[Collected data entries]

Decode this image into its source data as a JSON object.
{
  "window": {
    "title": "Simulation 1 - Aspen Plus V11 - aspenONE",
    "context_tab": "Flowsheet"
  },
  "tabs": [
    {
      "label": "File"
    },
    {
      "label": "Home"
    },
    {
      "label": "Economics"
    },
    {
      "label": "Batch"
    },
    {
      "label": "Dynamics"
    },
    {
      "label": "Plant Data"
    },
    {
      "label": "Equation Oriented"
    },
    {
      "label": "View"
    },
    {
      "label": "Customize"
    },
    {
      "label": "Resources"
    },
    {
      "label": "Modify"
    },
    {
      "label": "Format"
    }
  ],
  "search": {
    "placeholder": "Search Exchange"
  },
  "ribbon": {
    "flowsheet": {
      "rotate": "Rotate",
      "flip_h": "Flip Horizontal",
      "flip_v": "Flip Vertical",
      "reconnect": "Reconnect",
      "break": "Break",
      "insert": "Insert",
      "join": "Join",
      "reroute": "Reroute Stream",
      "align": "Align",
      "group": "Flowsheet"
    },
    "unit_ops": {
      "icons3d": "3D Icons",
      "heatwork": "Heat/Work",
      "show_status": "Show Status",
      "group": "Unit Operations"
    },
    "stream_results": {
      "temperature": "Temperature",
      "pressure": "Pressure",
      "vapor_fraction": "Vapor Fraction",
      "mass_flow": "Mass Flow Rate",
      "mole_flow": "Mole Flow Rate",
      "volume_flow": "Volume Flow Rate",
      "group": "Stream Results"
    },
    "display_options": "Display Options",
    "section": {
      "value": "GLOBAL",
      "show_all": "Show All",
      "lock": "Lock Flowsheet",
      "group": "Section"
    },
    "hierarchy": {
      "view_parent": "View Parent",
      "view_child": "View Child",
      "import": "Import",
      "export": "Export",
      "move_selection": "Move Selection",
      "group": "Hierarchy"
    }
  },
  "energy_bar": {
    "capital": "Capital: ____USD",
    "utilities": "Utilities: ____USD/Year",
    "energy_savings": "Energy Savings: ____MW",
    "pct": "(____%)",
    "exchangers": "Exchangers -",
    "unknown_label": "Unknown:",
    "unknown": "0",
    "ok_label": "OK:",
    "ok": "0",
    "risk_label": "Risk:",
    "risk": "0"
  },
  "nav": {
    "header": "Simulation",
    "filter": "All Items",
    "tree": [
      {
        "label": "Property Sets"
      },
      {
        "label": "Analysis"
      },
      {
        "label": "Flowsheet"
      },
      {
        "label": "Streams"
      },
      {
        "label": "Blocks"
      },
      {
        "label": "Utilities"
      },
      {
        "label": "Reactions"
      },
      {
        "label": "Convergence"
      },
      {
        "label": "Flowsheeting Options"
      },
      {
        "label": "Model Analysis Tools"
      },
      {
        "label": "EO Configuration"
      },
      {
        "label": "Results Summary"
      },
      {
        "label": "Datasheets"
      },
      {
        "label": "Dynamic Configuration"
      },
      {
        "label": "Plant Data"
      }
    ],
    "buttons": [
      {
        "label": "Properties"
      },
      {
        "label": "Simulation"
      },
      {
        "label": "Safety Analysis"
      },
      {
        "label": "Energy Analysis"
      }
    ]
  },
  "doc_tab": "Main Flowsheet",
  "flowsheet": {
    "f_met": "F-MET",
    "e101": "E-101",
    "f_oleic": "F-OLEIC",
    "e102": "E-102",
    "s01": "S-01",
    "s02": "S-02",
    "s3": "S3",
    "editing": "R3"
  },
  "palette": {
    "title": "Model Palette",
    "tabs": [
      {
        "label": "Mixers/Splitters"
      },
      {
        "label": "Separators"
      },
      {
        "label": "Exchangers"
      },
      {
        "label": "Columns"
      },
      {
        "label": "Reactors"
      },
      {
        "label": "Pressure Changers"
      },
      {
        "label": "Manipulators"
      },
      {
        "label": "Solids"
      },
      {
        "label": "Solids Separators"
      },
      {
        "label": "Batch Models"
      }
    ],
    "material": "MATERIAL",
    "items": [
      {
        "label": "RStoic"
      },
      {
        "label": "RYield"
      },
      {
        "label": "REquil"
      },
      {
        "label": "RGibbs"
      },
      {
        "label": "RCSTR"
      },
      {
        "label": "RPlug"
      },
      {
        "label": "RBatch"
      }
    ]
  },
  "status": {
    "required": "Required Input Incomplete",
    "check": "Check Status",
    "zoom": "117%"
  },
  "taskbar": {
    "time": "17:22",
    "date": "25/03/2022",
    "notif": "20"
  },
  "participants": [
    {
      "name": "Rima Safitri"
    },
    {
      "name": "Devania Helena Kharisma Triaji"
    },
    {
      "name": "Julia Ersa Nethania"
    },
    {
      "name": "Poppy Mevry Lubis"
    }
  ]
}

__What you need to do__: Copy out every line of the data above, exactly as given.

__The output__:
Decode this image into its source data as a JSON object.
{
  "window": {
    "title": "Simulation 1 - Aspen Plus V11 - aspenONE",
    "context_tab": "Flowsheet"
  },
  "tabs": [
    {
      "label": "File"
    },
    {
      "label": "Home"
    },
    {
      "label": "Economics"
    },
    {
      "label": "Batch"
    },
    {
      "label": "Dynamics"
    },
    {
      "label": "Plant Data"
    },
    {
      "label": "Equation Oriented"
    },
    {
      "label": "View"
    },
    {
      "label": "Customize"
    },
    {
      "label": "Resources"
    },
    {
      "label": "Modify"
    },
    {
      "label": "Format"
    }
  ],
  "search": {
    "placeholder": "Search Exchange"
  },
  "ribbon": {
    "flowsheet": {
      "rotate": "Rotate",
      "flip_h": "Flip Horizontal",
      "flip_v": "Flip Vertical",
      "reconnect": "Reconnect",
      "break": "Break",
      "insert": "Insert",
      "join": "Join",
      "reroute": "Reroute Stream",
      "align": "Align",
      "group": "Flowsheet"
    },
    "unit_ops": {
      "icons3d": "3D Icons",
      "heatwork": "Heat/Work",
      "show_status": "Show Status",
      "group": "Unit Operations"
    },
    "stream_results": {
      "temperature": "Temperature",
      "pressure": "Pressure",
      "vapor_fraction": "Vapor Fraction",
      "mass_flow": "Mass Flow Rate",
      "mole_flow": "Mole Flow Rate",
      "volume_flow": "Volume Flow Rate",
      "group": "Stream Results"
    },
    "display_options": "Display Options",
    "section": {
      "value": "GLOBAL",
      "show_all": "Show All",
      "lock": "Lock Flowsheet",
      "group": "Section"
    },
    "hierarchy": {
      "view_parent": "View Parent",
      "view_child": "View Child",
      "import": "Import",
      "export": "Export",
      "move_selection": "Move Selection",
      "group": "Hierarchy"
    }
  },
  "energy_bar": {
    "capital": "Capital: ____USD",
    "utilities": "Utilities: ____USD/Year",
    "energy_savings": "Energy Savings: ____MW",
    "pct": "(____%)",
    "exchangers": "Exchangers -",
    "unknown_label": "Unknown:",
    "unknown": "0",
    "ok_label": "OK:",
    "ok": "0",
    "risk_label": "Risk:",
    "risk": "0"
  },
  "nav": {
    "header": "Simulation",
    "filter": "All Items",
    "tree": [
      {
        "label": "Property Sets"
      },
      {
        "label": "Analysis"
      },
      {
        "label": "Flowsheet"
      },
      {
        "label": "Streams"
      },
      {
        "label": "Blocks"
      },
      {
        "label": "Utilities"
      },
      {
        "label": "Reactions"
      },
      {
        "label": "Convergence"
      },
      {
        "label": "Flowsheeting Options"
      },
      {
        "label": "Model Analysis Tools"
      },
      {
        "label": "EO Configuration"
      },
      {
        "label": "Results Summary"
      },
      {
        "label": "Datasheets"
      },
      {
        "label": "Dynamic Configuration"
      },
      {
        "label": "Plant Data"
      }
    ],
    "buttons": [
      {
        "label": "Properties"
      },
      {
        "label": "Simulation"
      },
      {
        "label": "Safety Analysis"
      },
      {
        "label": "Energy Analysis"
      }
    ]
  },
  "doc_tab": "Main Flowsheet",
  "flowsheet": {
    "f_met": "F-MET",
    "e101": "E-101",
    "f_oleic": "F-OLEIC",
    "e102": "E-102",
    "s01": "S-01",
    "s02": "S-02",
    "s3": "S3",
    "editing": "R3"
  },
  "palette": {
    "title": "Model Palette",
    "tabs": [
      {
        "label": "Mixers/Splitters"
      },
      {
        "label": "Separators"
      },
      {
        "label": "Exchangers"
      },
      {
        "label": "Columns"
      },
      {
        "label": "Reactors"
      },
      {
        "label": "Pressure Changers"
      },
      {
        "label": "Manipulators"
      },
      {
        "label": "Solids"
      },
      {
        "label": "Solids Separators"
      },
      {
        "label": "Batch Models"
      }
    ],
    "material": "MATERIAL",
    "items": [
      {
        "label": "RStoic"
      },
      {
        "label": "RYield"
      },
      {
        "label": "REquil"
      },
      {
        "label": "RGibbs"
      },
      {
        "label": "RCSTR"
      },
      {
        "label": "RPlug"
      },
      {
        "label": "RBatch"
      }
    ]
  },
  "status": {
    "required": "Required Input Incomplete",
    "check": "Check Status",
    "zoom": "117%"
  },
  "taskbar": {
    "time": "17:22",
    "date": "25/03/2022",
    "notif": "20"
  },
  "participants": [
    {
      "name": "Rima Safitri"
    },
    {
      "name": "Devania Helena Kharisma Triaji"
    },
    {
      "name": "Julia Ersa Nethania"
    },
    {
      "name": "Poppy Mevry Lubis"
    }
  ]
}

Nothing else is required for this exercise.